═══ Provided material ═══

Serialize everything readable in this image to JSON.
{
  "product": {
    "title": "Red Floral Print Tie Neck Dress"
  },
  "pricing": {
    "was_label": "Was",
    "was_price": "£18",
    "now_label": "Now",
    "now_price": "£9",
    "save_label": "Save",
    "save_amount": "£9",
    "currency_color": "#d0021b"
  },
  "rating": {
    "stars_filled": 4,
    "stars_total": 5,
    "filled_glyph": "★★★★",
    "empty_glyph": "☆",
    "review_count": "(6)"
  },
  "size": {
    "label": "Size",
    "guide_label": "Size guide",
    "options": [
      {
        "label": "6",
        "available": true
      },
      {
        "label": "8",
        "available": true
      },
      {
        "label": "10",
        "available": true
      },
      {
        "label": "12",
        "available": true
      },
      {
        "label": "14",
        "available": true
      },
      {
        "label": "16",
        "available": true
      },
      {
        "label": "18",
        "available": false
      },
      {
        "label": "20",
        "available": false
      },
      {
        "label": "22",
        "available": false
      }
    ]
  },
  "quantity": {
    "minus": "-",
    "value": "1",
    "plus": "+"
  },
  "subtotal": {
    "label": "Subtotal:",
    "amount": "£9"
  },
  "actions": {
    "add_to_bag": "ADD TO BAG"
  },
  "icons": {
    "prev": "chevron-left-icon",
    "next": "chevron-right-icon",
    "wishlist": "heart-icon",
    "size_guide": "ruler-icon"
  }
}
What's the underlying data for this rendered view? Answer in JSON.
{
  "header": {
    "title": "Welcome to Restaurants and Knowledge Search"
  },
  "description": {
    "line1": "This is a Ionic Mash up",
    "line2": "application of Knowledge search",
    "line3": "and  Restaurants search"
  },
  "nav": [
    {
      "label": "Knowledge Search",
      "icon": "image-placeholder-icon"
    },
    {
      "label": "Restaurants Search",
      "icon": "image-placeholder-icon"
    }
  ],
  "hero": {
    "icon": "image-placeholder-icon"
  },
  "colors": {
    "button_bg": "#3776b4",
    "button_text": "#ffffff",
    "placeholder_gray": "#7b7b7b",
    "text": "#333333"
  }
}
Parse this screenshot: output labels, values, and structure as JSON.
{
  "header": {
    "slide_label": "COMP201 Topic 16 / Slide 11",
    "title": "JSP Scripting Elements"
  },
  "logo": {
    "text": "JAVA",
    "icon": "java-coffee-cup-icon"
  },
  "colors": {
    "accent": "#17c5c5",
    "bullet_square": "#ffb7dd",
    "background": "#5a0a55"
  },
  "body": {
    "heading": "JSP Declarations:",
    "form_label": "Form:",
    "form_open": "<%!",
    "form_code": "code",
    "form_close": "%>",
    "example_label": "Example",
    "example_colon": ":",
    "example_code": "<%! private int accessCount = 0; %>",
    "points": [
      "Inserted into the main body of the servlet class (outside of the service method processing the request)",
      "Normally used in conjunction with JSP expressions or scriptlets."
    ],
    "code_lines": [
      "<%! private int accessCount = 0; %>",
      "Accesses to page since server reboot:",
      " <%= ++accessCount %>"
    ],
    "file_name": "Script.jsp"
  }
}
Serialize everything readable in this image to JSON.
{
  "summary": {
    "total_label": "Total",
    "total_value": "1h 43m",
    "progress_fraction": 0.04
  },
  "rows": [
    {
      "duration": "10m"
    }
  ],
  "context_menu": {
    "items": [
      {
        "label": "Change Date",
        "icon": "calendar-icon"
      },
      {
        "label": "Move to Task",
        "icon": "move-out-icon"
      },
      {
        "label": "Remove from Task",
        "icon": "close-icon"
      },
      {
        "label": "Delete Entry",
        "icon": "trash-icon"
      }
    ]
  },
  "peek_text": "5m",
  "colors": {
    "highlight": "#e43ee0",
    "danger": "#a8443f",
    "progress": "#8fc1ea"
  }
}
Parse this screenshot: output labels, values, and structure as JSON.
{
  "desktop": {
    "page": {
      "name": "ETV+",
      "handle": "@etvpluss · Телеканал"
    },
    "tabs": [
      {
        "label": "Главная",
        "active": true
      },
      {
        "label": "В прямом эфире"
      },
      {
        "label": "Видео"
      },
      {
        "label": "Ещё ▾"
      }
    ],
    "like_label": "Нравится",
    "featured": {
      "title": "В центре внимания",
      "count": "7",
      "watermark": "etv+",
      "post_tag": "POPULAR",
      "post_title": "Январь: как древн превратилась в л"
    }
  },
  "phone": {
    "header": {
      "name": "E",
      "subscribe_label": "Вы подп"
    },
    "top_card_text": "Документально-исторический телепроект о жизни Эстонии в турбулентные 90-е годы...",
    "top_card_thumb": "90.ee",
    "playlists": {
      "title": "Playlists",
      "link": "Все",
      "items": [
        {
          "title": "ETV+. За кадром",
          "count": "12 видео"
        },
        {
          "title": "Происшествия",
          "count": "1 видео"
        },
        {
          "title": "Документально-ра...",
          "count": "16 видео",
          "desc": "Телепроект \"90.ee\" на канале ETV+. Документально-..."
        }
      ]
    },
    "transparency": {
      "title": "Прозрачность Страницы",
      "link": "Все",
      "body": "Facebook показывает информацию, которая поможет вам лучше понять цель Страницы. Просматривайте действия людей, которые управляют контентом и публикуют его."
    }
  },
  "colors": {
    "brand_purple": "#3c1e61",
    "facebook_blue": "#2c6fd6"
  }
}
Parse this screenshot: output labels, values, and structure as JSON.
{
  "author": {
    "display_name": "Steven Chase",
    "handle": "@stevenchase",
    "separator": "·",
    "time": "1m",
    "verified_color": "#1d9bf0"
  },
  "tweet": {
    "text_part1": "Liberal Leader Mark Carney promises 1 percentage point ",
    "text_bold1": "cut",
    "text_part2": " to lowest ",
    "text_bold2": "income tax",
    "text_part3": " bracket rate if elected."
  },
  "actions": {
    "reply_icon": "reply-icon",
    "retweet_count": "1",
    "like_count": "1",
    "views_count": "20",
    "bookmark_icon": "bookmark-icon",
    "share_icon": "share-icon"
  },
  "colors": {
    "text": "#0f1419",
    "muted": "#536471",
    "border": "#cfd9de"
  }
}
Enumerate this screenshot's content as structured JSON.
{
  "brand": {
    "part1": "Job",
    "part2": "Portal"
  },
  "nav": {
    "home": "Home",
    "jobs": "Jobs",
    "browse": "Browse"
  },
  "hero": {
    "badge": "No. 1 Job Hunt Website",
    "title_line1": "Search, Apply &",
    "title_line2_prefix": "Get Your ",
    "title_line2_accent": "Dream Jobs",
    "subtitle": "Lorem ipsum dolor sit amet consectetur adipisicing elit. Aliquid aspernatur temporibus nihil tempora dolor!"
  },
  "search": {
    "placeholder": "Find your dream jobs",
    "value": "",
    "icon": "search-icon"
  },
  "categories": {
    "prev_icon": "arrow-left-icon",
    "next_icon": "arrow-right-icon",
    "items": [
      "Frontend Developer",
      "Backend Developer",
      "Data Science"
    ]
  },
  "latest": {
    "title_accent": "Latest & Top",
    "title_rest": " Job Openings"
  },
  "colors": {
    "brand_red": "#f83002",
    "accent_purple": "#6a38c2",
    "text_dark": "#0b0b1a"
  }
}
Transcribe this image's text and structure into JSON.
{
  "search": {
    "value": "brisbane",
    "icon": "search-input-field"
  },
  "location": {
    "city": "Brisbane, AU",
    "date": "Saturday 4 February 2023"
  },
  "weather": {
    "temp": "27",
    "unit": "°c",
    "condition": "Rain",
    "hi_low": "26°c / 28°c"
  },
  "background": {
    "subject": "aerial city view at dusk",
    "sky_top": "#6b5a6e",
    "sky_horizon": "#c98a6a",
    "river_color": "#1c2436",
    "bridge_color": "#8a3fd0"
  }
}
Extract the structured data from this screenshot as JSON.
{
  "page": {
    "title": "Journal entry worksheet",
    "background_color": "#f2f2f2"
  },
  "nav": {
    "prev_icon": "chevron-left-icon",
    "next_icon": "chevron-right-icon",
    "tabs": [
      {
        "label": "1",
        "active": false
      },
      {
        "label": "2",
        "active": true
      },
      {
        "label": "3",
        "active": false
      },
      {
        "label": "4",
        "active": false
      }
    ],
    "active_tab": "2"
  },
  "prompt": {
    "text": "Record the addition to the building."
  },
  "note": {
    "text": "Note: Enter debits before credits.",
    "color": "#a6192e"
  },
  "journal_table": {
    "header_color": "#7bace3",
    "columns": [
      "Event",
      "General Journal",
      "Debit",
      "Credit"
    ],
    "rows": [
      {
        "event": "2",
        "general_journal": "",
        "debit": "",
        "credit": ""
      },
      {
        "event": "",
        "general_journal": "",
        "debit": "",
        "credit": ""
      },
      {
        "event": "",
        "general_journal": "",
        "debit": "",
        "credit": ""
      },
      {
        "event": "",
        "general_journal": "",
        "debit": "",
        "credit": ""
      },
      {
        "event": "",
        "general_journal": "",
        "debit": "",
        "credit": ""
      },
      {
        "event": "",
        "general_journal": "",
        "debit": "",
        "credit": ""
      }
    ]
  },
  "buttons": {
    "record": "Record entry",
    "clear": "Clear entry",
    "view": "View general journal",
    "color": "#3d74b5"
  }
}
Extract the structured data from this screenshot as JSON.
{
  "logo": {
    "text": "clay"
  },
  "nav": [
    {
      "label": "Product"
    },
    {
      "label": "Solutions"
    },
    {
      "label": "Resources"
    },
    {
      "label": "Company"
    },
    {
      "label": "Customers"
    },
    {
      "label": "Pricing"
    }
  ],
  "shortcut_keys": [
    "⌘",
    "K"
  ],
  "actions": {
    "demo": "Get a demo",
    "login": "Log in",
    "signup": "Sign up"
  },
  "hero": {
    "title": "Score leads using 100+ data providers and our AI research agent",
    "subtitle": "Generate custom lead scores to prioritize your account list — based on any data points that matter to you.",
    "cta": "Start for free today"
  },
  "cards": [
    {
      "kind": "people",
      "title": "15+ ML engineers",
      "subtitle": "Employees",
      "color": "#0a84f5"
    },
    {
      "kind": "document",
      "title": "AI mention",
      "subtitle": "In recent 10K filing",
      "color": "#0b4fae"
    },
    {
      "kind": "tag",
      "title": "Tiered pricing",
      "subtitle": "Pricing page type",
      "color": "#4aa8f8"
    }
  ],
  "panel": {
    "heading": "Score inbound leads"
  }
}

═══

### Stated task
Scan the lines above for "handle", then copy every one that has it.

### Solution to this task
      "handle": "@etvpluss · Телеканал"
    "handle": "@stevenchase",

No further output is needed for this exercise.